● **Task**
Transcribe the entries below exactly; leave every image out.

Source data
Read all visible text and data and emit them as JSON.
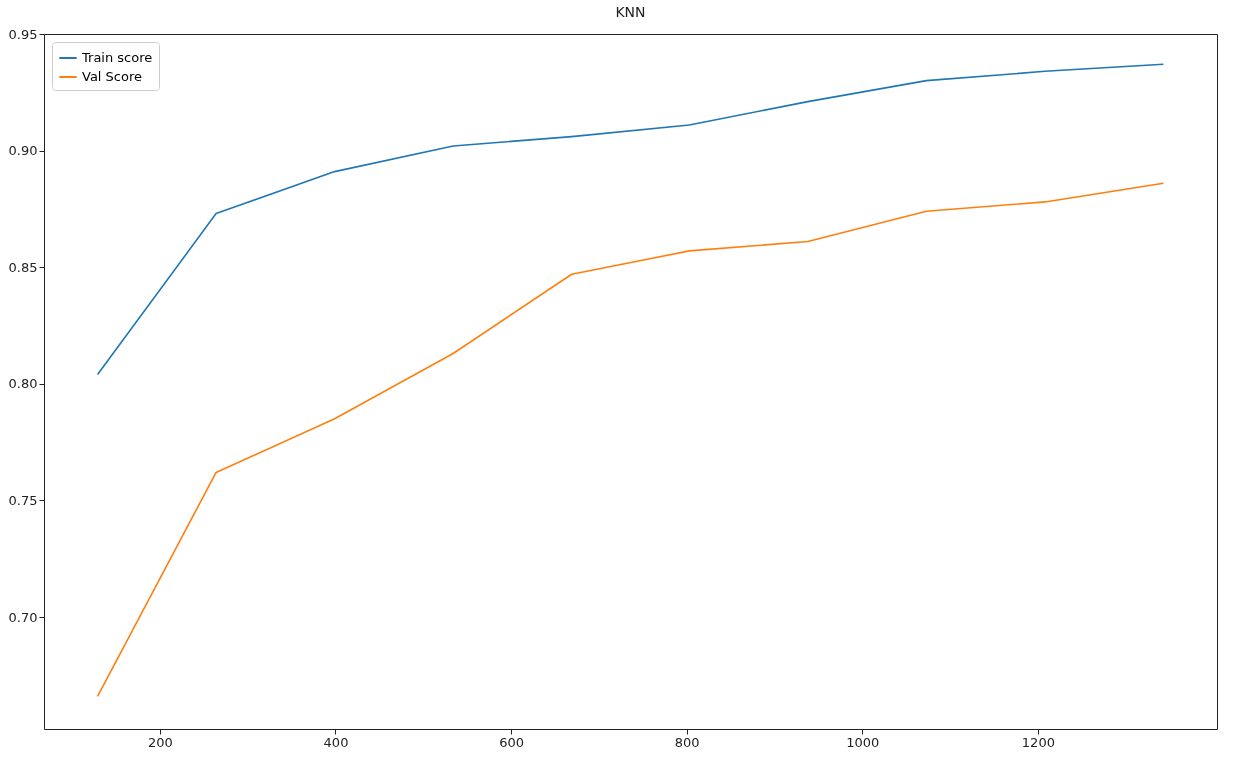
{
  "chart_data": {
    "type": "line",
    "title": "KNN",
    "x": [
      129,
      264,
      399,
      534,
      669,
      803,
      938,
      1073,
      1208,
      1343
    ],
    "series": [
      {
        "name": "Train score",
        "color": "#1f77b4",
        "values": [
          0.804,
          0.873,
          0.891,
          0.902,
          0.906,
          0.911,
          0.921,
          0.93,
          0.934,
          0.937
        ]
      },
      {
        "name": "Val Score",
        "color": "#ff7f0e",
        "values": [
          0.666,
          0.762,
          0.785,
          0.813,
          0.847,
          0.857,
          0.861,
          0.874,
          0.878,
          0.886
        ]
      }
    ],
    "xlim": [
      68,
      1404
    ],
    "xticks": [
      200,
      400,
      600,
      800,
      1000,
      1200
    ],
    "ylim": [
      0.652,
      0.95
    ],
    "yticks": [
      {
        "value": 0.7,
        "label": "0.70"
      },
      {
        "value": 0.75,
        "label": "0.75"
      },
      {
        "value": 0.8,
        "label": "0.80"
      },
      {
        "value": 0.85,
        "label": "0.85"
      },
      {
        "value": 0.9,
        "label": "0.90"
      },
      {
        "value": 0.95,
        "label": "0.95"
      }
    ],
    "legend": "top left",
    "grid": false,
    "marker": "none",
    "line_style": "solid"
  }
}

● **Task solution**
Read all visible text and data and emit them as JSON.
{
  "chart_data": {
    "type": "line",
    "title": "KNN",
    "x": [
      129,
      264,
      399,
      534,
      669,
      803,
      938,
      1073,
      1208,
      1343
    ],
    "series": [
      {
        "name": "Train score",
        "color": "#1f77b4",
        "values": [
          0.804,
          0.873,
          0.891,
          0.902,
          0.906,
          0.911,
          0.921,
          0.93,
          0.934,
          0.937
        ]
      },
      {
        "name": "Val Score",
        "color": "#ff7f0e",
        "values": [
          0.666,
          0.762,
          0.785,
          0.813,
          0.847,
          0.857,
          0.861,
          0.874,
          0.878,
          0.886
        ]
      }
    ],
    "xlim": [
      68,
      1404
    ],
    "xticks": [
      200,
      400,
      600,
      800,
      1000,
      1200
    ],
    "ylim": [
      0.652,
      0.95
    ],
    "yticks": [
      {
        "value": 0.7,
        "label": "0.70"
      },
      {
        "value": 0.75,
        "label": "0.75"
      },
      {
        "value": 0.8,
        "label": "0.80"
      },
      {
        "value": 0.85,
        "label": "0.85"
      },
      {
        "value": 0.9,
        "label": "0.90"
      },
      {
        "value": 0.95,
        "label": "0.95"
      }
    ],
    "legend": "top left",
    "grid": false,
    "marker": "none",
    "line_style": "solid"
  }
}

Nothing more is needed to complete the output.